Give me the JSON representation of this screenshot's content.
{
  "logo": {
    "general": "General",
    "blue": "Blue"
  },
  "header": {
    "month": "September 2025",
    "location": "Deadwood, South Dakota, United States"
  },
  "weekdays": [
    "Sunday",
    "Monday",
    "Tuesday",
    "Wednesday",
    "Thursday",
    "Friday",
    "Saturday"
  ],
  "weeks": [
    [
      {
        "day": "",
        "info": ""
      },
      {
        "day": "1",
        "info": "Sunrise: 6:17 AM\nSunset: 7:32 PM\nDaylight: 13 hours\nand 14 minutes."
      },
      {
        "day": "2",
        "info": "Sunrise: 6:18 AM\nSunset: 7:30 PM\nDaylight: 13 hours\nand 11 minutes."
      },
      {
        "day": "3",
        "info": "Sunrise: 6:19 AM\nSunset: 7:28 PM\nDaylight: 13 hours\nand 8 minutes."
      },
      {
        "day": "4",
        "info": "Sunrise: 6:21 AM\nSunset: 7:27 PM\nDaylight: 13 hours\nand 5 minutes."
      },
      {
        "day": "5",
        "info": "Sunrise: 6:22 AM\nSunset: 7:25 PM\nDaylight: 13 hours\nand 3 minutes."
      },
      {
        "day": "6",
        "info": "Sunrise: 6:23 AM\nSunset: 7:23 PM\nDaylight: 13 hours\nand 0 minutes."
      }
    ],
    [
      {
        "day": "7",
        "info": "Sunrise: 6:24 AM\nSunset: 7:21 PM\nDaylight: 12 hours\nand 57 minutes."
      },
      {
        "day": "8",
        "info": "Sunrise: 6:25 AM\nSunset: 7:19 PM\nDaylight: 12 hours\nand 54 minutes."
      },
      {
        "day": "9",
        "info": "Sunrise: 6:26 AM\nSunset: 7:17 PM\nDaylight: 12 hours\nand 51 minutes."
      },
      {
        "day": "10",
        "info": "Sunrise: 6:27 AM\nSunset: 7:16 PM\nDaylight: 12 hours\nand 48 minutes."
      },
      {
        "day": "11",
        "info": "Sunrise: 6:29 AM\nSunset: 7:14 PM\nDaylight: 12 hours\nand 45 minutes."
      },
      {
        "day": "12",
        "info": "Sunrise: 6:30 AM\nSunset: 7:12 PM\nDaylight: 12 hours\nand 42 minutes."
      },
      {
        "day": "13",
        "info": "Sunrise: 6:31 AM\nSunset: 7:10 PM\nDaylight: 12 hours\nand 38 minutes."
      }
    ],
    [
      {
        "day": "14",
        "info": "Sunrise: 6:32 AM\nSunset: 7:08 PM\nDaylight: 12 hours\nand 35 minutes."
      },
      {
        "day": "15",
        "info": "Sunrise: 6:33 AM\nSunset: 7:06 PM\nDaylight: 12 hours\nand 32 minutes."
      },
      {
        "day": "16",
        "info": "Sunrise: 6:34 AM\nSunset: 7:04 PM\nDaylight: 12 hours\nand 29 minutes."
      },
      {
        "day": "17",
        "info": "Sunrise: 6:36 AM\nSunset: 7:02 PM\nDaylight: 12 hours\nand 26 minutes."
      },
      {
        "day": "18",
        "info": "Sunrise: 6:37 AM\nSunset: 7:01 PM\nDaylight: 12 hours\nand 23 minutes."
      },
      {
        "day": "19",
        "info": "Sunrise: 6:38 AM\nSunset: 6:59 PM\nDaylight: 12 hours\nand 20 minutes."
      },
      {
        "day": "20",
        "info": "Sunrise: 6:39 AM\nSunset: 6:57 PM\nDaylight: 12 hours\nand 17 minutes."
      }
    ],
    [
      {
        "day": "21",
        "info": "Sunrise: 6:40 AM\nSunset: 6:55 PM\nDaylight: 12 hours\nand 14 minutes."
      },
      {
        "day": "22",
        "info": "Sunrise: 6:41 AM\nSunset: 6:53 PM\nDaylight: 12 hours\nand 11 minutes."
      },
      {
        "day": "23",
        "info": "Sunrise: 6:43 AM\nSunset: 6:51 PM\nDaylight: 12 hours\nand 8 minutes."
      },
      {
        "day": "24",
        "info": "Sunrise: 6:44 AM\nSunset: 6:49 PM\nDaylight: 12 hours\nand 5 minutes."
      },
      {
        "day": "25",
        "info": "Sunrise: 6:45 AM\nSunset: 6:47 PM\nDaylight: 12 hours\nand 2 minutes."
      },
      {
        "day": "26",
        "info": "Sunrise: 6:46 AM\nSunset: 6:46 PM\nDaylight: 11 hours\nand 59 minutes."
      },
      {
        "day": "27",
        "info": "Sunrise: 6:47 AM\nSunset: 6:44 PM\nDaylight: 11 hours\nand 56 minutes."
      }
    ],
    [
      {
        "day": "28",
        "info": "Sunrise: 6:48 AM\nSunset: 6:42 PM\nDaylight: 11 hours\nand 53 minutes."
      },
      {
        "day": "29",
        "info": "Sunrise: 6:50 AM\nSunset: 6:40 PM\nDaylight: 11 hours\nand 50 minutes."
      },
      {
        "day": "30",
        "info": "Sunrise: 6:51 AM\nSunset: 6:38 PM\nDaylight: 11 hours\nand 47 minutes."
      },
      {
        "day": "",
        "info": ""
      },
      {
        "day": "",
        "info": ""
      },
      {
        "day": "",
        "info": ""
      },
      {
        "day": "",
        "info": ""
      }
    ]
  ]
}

++++

# Task prompt
Set down all of the entries exactly, please.

# Solved problem
Give me the JSON representation of this screenshot's content.
{
  "logo": {
    "general": "General",
    "blue": "Blue"
  },
  "header": {
    "month": "September 2025",
    "location": "Deadwood, South Dakota, United States"
  },
  "weekdays": [
    "Sunday",
    "Monday",
    "Tuesday",
    "Wednesday",
    "Thursday",
    "Friday",
    "Saturday"
  ],
  "weeks": [
    [
      {
        "day": "",
        "info": ""
      },
      {
        "day": "1",
        "info": "Sunrise: 6:17 AM\nSunset: 7:32 PM\nDaylight: 13 hours\nand 14 minutes."
      },
      {
        "day": "2",
        "info": "Sunrise: 6:18 AM\nSunset: 7:30 PM\nDaylight: 13 hours\nand 11 minutes."
      },
      {
        "day": "3",
        "info": "Sunrise: 6:19 AM\nSunset: 7:28 PM\nDaylight: 13 hours\nand 8 minutes."
      },
      {
        "day": "4",
        "info": "Sunrise: 6:21 AM\nSunset: 7:27 PM\nDaylight: 13 hours\nand 5 minutes."
      },
      {
        "day": "5",
        "info": "Sunrise: 6:22 AM\nSunset: 7:25 PM\nDaylight: 13 hours\nand 3 minutes."
      },
      {
        "day": "6",
        "info": "Sunrise: 6:23 AM\nSunset: 7:23 PM\nDaylight: 13 hours\nand 0 minutes."
      }
    ],
    [
      {
        "day": "7",
        "info": "Sunrise: 6:24 AM\nSunset: 7:21 PM\nDaylight: 12 hours\nand 57 minutes."
      },
      {
        "day": "8",
        "info": "Sunrise: 6:25 AM\nSunset: 7:19 PM\nDaylight: 12 hours\nand 54 minutes."
      },
      {
        "day": "9",
        "info": "Sunrise: 6:26 AM\nSunset: 7:17 PM\nDaylight: 12 hours\nand 51 minutes."
      },
      {
        "day": "10",
        "info": "Sunrise: 6:27 AM\nSunset: 7:16 PM\nDaylight: 12 hours\nand 48 minutes."
      },
      {
        "day": "11",
        "info": "Sunrise: 6:29 AM\nSunset: 7:14 PM\nDaylight: 12 hours\nand 45 minutes."
      },
      {
        "day": "12",
        "info": "Sunrise: 6:30 AM\nSunset: 7:12 PM\nDaylight: 12 hours\nand 42 minutes."
      },
      {
        "day": "13",
        "info": "Sunrise: 6:31 AM\nSunset: 7:10 PM\nDaylight: 12 hours\nand 38 minutes."
      }
    ],
    [
      {
        "day": "14",
        "info": "Sunrise: 6:32 AM\nSunset: 7:08 PM\nDaylight: 12 hours\nand 35 minutes."
      },
      {
        "day": "15",
        "info": "Sunrise: 6:33 AM\nSunset: 7:06 PM\nDaylight: 12 hours\nand 32 minutes."
      },
      {
        "day": "16",
        "info": "Sunrise: 6:34 AM\nSunset: 7:04 PM\nDaylight: 12 hours\nand 29 minutes."
      },
      {
        "day": "17",
        "info": "Sunrise: 6:36 AM\nSunset: 7:02 PM\nDaylight: 12 hours\nand 26 minutes."
      },
      {
        "day": "18",
        "info": "Sunrise: 6:37 AM\nSunset: 7:01 PM\nDaylight: 12 hours\nand 23 minutes."
      },
      {
        "day": "19",
        "info": "Sunrise: 6:38 AM\nSunset: 6:59 PM\nDaylight: 12 hours\nand 20 minutes."
      },
      {
        "day": "20",
        "info": "Sunrise: 6:39 AM\nSunset: 6:57 PM\nDaylight: 12 hours\nand 17 minutes."
      }
    ],
    [
      {
        "day": "21",
        "info": "Sunrise: 6:40 AM\nSunset: 6:55 PM\nDaylight: 12 hours\nand 14 minutes."
      },
      {
        "day": "22",
        "info": "Sunrise: 6:41 AM\nSunset: 6:53 PM\nDaylight: 12 hours\nand 11 minutes."
      },
      {
        "day": "23",
        "info": "Sunrise: 6:43 AM\nSunset: 6:51 PM\nDaylight: 12 hours\nand 8 minutes."
      },
      {
        "day": "24",
        "info": "Sunrise: 6:44 AM\nSunset: 6:49 PM\nDaylight: 12 hours\nand 5 minutes."
      },
      {
        "day": "25",
        "info": "Sunrise: 6:45 AM\nSunset: 6:47 PM\nDaylight: 12 hours\nand 2 minutes."
      },
      {
        "day": "26",
        "info": "Sunrise: 6:46 AM\nSunset: 6:46 PM\nDaylight: 11 hours\nand 59 minutes."
      },
      {
        "day": "27",
        "info": "Sunrise: 6:47 AM\nSunset: 6:44 PM\nDaylight: 11 hours\nand 56 minutes."
      }
    ],
    [
      {
        "day": "28",
        "info": "Sunrise: 6:48 AM\nSunset: 6:42 PM\nDaylight: 11 hours\nand 53 minutes."
      },
      {
        "day": "29",
        "info": "Sunrise: 6:50 AM\nSunset: 6:40 PM\nDaylight: 11 hours\nand 50 minutes."
      },
      {
        "day": "30",
        "info": "Sunrise: 6:51 AM\nSunset: 6:38 PM\nDaylight: 11 hours\nand 47 minutes."
      },
      {
        "day": "",
        "info": ""
      },
      {
        "day": "",
        "info": ""
      },
      {
        "day": "",
        "info": ""
      },
      {
        "day": "",
        "info": ""
      }
    ]
  ]
}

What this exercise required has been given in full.